Problem requirements - Rewrite the records below with every "CAGR" replaced by "Compound Annual Growth Rate". Leave everything else unchanged.

=-=-=

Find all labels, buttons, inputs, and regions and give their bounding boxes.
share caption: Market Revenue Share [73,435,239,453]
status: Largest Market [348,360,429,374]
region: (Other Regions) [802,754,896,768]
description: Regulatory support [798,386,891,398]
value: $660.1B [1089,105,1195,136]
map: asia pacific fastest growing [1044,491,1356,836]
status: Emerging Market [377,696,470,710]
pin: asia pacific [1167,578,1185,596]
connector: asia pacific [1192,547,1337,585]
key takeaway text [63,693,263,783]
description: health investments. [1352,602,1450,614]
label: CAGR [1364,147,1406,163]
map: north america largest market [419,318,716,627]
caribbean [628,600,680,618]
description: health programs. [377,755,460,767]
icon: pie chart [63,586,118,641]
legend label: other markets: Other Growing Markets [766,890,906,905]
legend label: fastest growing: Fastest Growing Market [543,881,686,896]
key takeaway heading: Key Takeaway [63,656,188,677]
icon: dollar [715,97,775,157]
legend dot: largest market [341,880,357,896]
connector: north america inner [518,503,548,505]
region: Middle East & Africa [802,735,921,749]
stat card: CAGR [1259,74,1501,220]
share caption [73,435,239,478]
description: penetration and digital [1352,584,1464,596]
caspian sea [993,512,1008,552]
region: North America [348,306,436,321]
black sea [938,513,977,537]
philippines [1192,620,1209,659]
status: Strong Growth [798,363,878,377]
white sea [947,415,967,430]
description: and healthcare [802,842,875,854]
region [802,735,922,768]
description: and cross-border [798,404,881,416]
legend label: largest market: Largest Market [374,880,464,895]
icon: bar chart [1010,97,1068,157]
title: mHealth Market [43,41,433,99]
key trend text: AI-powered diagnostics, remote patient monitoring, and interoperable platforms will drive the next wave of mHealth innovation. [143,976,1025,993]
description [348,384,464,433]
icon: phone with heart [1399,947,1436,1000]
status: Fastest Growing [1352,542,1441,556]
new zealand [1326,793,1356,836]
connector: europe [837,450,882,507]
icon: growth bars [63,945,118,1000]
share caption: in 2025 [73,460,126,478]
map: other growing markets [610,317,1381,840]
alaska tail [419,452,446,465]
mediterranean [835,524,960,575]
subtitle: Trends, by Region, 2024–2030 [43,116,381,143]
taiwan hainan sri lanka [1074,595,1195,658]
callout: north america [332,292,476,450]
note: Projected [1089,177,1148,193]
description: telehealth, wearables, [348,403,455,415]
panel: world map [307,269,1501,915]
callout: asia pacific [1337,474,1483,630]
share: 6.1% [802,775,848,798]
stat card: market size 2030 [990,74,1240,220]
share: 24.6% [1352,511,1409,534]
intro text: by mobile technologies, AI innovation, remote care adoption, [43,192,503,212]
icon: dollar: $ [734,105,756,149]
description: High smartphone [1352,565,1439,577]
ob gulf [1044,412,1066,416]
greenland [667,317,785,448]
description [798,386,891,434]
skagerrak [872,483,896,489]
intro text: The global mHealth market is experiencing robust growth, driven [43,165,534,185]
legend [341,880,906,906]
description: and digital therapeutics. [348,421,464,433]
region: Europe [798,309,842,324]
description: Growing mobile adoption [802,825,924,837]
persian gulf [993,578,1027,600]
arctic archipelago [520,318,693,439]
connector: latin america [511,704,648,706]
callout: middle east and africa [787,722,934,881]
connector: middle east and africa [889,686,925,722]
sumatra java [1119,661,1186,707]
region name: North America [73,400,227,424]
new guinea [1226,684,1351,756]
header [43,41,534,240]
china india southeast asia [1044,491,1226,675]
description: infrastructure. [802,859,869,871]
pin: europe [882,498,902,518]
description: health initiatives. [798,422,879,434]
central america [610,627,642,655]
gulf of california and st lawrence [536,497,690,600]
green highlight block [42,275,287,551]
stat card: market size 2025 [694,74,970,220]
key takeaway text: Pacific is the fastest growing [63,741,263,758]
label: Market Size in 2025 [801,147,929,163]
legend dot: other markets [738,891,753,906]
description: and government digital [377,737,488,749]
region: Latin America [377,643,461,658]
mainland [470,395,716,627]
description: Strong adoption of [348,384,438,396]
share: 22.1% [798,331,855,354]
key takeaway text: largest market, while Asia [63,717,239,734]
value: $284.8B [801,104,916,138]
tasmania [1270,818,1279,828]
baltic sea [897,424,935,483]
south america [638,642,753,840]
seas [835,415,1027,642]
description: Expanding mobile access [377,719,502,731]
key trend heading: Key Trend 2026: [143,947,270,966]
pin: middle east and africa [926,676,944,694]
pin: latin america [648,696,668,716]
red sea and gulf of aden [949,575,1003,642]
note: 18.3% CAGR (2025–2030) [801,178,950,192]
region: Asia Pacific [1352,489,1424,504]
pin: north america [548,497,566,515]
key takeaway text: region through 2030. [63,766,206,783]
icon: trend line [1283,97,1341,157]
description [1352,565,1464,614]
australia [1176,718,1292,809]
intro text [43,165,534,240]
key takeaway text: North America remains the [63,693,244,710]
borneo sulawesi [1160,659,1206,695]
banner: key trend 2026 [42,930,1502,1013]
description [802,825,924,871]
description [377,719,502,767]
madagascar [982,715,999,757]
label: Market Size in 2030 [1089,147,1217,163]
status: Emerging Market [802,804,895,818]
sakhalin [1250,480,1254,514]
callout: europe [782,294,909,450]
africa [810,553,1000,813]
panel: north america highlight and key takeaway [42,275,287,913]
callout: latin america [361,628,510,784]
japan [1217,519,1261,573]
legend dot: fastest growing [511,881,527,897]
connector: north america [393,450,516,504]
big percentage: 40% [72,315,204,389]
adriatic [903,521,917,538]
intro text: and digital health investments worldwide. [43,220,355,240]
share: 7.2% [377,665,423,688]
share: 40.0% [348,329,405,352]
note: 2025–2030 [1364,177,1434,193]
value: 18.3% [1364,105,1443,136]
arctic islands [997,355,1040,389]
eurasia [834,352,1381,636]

=-=-=

Written answer -
Find all labels, buttons, inputs, and regions and give their bounding boxes.
share caption: Market Revenue Share [73,435,239,453]
status: Largest Market [348,360,429,374]
region: (Other Regions) [802,754,896,768]
description: Regulatory support [798,386,891,398]
value: $660.1B [1089,105,1195,136]
map: asia pacific fastest growing [1044,491,1356,836]
status: Emerging Market [377,696,470,710]
pin: asia pacific [1167,578,1185,596]
connector: asia pacific [1192,547,1337,585]
key takeaway text [63,693,263,783]
description: health investments. [1352,602,1450,614]
label: Compound Annual Growth Rate [1364,147,1406,163]
map: north america largest market [419,318,716,627]
caribbean [628,600,680,618]
description: health programs. [377,755,460,767]
icon: pie chart [63,586,118,641]
legend label: other markets: Other Growing Markets [766,890,906,905]
legend label: fastest growing: Fastest Growing Market [543,881,686,896]
key takeaway heading: Key Takeaway [63,656,188,677]
icon: dollar [715,97,775,157]
legend dot: largest market [341,880,357,896]
connector: north america inner [518,503,548,505]
region: Middle East & Africa [802,735,921,749]
stat card: Compound Annual Growth Rate [1259,74,1501,220]
share caption [73,435,239,478]
description: penetration and digital [1352,584,1464,596]
caspian sea [993,512,1008,552]
region: North America [348,306,436,321]
black sea [938,513,977,537]
philippines [1192,620,1209,659]
status: Strong Growth [798,363,878,377]
white sea [947,415,967,430]
description: and healthcare [802,842,875,854]
region [802,735,922,768]
description: and cross-border [798,404,881,416]
legend label: largest market: Largest Market [374,880,464,895]
icon: bar chart [1010,97,1068,157]
title: mHealth Market [43,41,433,99]
key trend text: AI-powered diagnostics, remote patient monitoring, and interoperable platforms will drive the next wave of mHealth innovation. [143,976,1025,993]
description [348,384,464,433]
icon: phone with heart [1399,947,1436,1000]
status: Fastest Growing [1352,542,1441,556]
new zealand [1326,793,1356,836]
connector: europe [837,450,882,507]
icon: growth bars [63,945,118,1000]
share caption: in 2025 [73,460,126,478]
map: other growing markets [610,317,1381,840]
alaska tail [419,452,446,465]
mediterranean [835,524,960,575]
subtitle: Trends, by Region, 2024–2030 [43,116,381,143]
taiwan hainan sri lanka [1074,595,1195,658]
callout: north america [332,292,476,450]
note: Projected [1089,177,1148,193]
description: telehealth, wearables, [348,403,455,415]
panel: world map [307,269,1501,915]
callout: asia pacific [1337,474,1483,630]
share: 6.1% [802,775,848,798]
stat card: market size 2030 [990,74,1240,220]
share: 24.6% [1352,511,1409,534]
intro text: by mobile technologies, AI innovation, remote care adoption, [43,192,503,212]
icon: dollar: $ [734,105,756,149]
description: High smartphone [1352,565,1439,577]
ob gulf [1044,412,1066,416]
greenland [667,317,785,448]
description [798,386,891,434]
skagerrak [872,483,896,489]
intro text: The global mHealth market is experiencing robust growth, driven [43,165,534,185]
legend [341,880,906,906]
description: and digital therapeutics. [348,421,464,433]
region: Europe [798,309,842,324]
description: Growing mobile adoption [802,825,924,837]
persian gulf [993,578,1027,600]
arctic archipelago [520,318,693,439]
connector: latin america [511,704,648,706]
callout: middle east and africa [787,722,934,881]
connector: middle east and africa [889,686,925,722]
sumatra java [1119,661,1186,707]
region name: North America [73,400,227,424]
new guinea [1226,684,1351,756]
header [43,41,534,240]
china india southeast asia [1044,491,1226,675]
description: infrastructure. [802,859,869,871]
pin: europe [882,498,902,518]
description: health initiatives. [798,422,879,434]
central america [610,627,642,655]
gulf of california and st lawrence [536,497,690,600]
green highlight block [42,275,287,551]
stat card: market size 2025 [694,74,970,220]
key takeaway text: Pacific is the fastest growing [63,741,263,758]
label: Market Size in 2025 [801,147,929,163]
legend dot: other markets [738,891,753,906]
description: and government digital [377,737,488,749]
region: Latin America [377,643,461,658]
mainland [470,395,716,627]
description: Strong adoption of [348,384,438,396]
share: 22.1% [798,331,855,354]
key takeaway text: largest market, while Asia [63,717,239,734]
value: $284.8B [801,104,916,138]
tasmania [1270,818,1279,828]
baltic sea [897,424,935,483]
south america [638,642,753,840]
seas [835,415,1027,642]
description: Expanding mobile access [377,719,502,731]
key trend heading: Key Trend 2026: [143,947,270,966]
pin: middle east and africa [926,676,944,694]
pin: latin america [648,696,668,716]
red sea and gulf of aden [949,575,1003,642]
note: 18.3% Compound Annual Growth Rate (2025–2030) [801,178,950,192]
region: Asia Pacific [1352,489,1424,504]
pin: north america [548,497,566,515]
key takeaway text: region through 2030. [63,766,206,783]
icon: trend line [1283,97,1341,157]
description [1352,565,1464,614]
australia [1176,718,1292,809]
intro text [43,165,534,240]
key takeaway text: North America remains the [63,693,244,710]
borneo sulawesi [1160,659,1206,695]
banner: key trend 2026 [42,930,1502,1013]
description [802,825,924,871]
description [377,719,502,767]
madagascar [982,715,999,757]
label: Market Size in 2030 [1089,147,1217,163]
status: Emerging Market [802,804,895,818]
sakhalin [1250,480,1254,514]
callout: europe [782,294,909,450]
africa [810,553,1000,813]
panel: north america highlight and key takeaway [42,275,287,913]
callout: latin america [361,628,510,784]
japan [1217,519,1261,573]
legend dot: fastest growing [511,881,527,897]
connector: north america [393,450,516,504]
big percentage: 40% [72,315,204,389]
adriatic [903,521,917,538]
intro text: and digital health investments worldwide. [43,220,355,240]
share: 7.2% [377,665,423,688]
share: 40.0% [348,329,405,352]
note: 2025–2030 [1364,177,1434,193]
value: 18.3% [1364,105,1443,136]
arctic islands [997,355,1040,389]
eurasia [834,352,1381,636]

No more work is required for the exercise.